Stored records
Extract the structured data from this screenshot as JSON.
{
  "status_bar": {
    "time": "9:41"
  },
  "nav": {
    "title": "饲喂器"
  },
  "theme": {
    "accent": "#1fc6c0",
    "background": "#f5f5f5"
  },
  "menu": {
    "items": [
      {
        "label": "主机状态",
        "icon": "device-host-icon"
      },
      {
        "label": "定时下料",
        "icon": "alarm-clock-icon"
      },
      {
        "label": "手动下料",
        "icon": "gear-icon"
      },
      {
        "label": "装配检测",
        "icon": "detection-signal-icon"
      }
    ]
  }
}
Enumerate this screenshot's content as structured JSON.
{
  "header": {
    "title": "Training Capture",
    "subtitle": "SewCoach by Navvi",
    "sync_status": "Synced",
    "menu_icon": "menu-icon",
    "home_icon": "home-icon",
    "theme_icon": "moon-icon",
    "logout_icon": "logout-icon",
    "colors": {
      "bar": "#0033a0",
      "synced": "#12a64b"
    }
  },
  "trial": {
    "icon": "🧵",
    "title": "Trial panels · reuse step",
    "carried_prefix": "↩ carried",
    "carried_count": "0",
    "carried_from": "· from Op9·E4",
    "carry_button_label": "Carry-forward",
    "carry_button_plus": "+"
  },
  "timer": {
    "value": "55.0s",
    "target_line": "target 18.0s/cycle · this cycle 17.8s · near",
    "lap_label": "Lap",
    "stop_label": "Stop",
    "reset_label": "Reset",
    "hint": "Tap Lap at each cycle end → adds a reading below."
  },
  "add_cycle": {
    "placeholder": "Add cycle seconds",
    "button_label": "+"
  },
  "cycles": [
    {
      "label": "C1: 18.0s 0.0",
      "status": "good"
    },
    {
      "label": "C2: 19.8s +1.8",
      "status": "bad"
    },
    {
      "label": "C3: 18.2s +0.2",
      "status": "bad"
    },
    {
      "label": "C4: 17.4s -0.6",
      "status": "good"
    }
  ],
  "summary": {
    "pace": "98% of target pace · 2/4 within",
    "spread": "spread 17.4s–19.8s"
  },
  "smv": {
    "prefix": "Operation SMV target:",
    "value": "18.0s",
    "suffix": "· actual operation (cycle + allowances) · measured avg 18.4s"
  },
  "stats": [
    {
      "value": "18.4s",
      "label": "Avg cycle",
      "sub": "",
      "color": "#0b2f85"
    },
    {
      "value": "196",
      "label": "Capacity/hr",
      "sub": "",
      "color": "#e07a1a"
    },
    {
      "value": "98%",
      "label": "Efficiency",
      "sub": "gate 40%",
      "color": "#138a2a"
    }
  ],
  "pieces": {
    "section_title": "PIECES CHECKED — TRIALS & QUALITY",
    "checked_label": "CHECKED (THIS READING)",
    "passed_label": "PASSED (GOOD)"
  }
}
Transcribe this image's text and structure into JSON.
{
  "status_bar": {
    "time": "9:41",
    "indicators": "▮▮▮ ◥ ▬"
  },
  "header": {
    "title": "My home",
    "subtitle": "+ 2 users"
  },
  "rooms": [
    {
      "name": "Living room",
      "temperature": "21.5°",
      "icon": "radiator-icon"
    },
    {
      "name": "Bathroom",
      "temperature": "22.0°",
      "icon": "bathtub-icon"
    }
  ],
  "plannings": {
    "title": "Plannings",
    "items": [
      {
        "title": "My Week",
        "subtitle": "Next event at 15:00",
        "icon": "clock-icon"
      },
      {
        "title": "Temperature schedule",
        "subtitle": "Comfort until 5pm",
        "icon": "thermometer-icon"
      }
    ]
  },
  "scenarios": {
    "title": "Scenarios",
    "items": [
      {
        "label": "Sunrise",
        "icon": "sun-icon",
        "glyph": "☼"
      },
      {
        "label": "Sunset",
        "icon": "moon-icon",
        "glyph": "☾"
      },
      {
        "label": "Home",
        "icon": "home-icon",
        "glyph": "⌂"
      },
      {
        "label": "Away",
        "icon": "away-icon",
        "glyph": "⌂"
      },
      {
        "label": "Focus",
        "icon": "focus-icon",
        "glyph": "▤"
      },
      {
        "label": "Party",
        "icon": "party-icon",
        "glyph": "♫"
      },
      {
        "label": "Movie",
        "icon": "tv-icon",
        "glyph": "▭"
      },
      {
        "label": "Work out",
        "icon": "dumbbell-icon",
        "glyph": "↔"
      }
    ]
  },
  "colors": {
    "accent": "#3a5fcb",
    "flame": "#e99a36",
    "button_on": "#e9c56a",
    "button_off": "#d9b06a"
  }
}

GOAL :: Generate an exact reproduction of all entries.

OUTPUT OF THE TASK ::
Extract the structured data from this screenshot as JSON.
{
  "status_bar": {
    "time": "9:41"
  },
  "nav": {
    "title": "饲喂器"
  },
  "theme": {
    "accent": "#1fc6c0",
    "background": "#f5f5f5"
  },
  "menu": {
    "items": [
      {
        "label": "主机状态",
        "icon": "device-host-icon"
      },
      {
        "label": "定时下料",
        "icon": "alarm-clock-icon"
      },
      {
        "label": "手动下料",
        "icon": "gear-icon"
      },
      {
        "label": "装配检测",
        "icon": "detection-signal-icon"
      }
    ]
  }
}
Enumerate this screenshot's content as structured JSON.
{
  "header": {
    "title": "Training Capture",
    "subtitle": "SewCoach by Navvi",
    "sync_status": "Synced",
    "menu_icon": "menu-icon",
    "home_icon": "home-icon",
    "theme_icon": "moon-icon",
    "logout_icon": "logout-icon",
    "colors": {
      "bar": "#0033a0",
      "synced": "#12a64b"
    }
  },
  "trial": {
    "icon": "🧵",
    "title": "Trial panels · reuse step",
    "carried_prefix": "↩ carried",
    "carried_count": "0",
    "carried_from": "· from Op9·E4",
    "carry_button_label": "Carry-forward",
    "carry_button_plus": "+"
  },
  "timer": {
    "value": "55.0s",
    "target_line": "target 18.0s/cycle · this cycle 17.8s · near",
    "lap_label": "Lap",
    "stop_label": "Stop",
    "reset_label": "Reset",
    "hint": "Tap Lap at each cycle end → adds a reading below."
  },
  "add_cycle": {
    "placeholder": "Add cycle seconds",
    "button_label": "+"
  },
  "cycles": [
    {
      "label": "C1: 18.0s 0.0",
      "status": "good"
    },
    {
      "label": "C2: 19.8s +1.8",
      "status": "bad"
    },
    {
      "label": "C3: 18.2s +0.2",
      "status": "bad"
    },
    {
      "label": "C4: 17.4s -0.6",
      "status": "good"
    }
  ],
  "summary": {
    "pace": "98% of target pace · 2/4 within",
    "spread": "spread 17.4s–19.8s"
  },
  "smv": {
    "prefix": "Operation SMV target:",
    "value": "18.0s",
    "suffix": "· actual operation (cycle + allowances) · measured avg 18.4s"
  },
  "stats": [
    {
      "value": "18.4s",
      "label": "Avg cycle",
      "sub": "",
      "color": "#0b2f85"
    },
    {
      "value": "196",
      "label": "Capacity/hr",
      "sub": "",
      "color": "#e07a1a"
    },
    {
      "value": "98%",
      "label": "Efficiency",
      "sub": "gate 40%",
      "color": "#138a2a"
    }
  ],
  "pieces": {
    "section_title": "PIECES CHECKED — TRIALS & QUALITY",
    "checked_label": "CHECKED (THIS READING)",
    "passed_label": "PASSED (GOOD)"
  }
}
Transcribe this image's text and structure into JSON.
{
  "status_bar": {
    "time": "9:41",
    "indicators": "▮▮▮ ◥ ▬"
  },
  "header": {
    "title": "My home",
    "subtitle": "+ 2 users"
  },
  "rooms": [
    {
      "name": "Living room",
      "temperature": "21.5°",
      "icon": "radiator-icon"
    },
    {
      "name": "Bathroom",
      "temperature": "22.0°",
      "icon": "bathtub-icon"
    }
  ],
  "plannings": {
    "title": "Plannings",
    "items": [
      {
        "title": "My Week",
        "subtitle": "Next event at 15:00",
        "icon": "clock-icon"
      },
      {
        "title": "Temperature schedule",
        "subtitle": "Comfort until 5pm",
        "icon": "thermometer-icon"
      }
    ]
  },
  "scenarios": {
    "title": "Scenarios",
    "items": [
      {
        "label": "Sunrise",
        "icon": "sun-icon",
        "glyph": "☼"
      },
      {
        "label": "Sunset",
        "icon": "moon-icon",
        "glyph": "☾"
      },
      {
        "label": "Home",
        "icon": "home-icon",
        "glyph": "⌂"
      },
      {
        "label": "Away",
        "icon": "away-icon",
        "glyph": "⌂"
      },
      {
        "label": "Focus",
        "icon": "focus-icon",
        "glyph": "▤"
      },
      {
        "label": "Party",
        "icon": "party-icon",
        "glyph": "♫"
      },
      {
        "label": "Movie",
        "icon": "tv-icon",
        "glyph": "▭"
      },
      {
        "label": "Work out",
        "icon": "dumbbell-icon",
        "glyph": "↔"
      }
    ]
  },
  "colors": {
    "accent": "#3a5fcb",
    "flame": "#e99a36",
    "button_on": "#e9c56a",
    "button_off": "#d9b06a"
  }
}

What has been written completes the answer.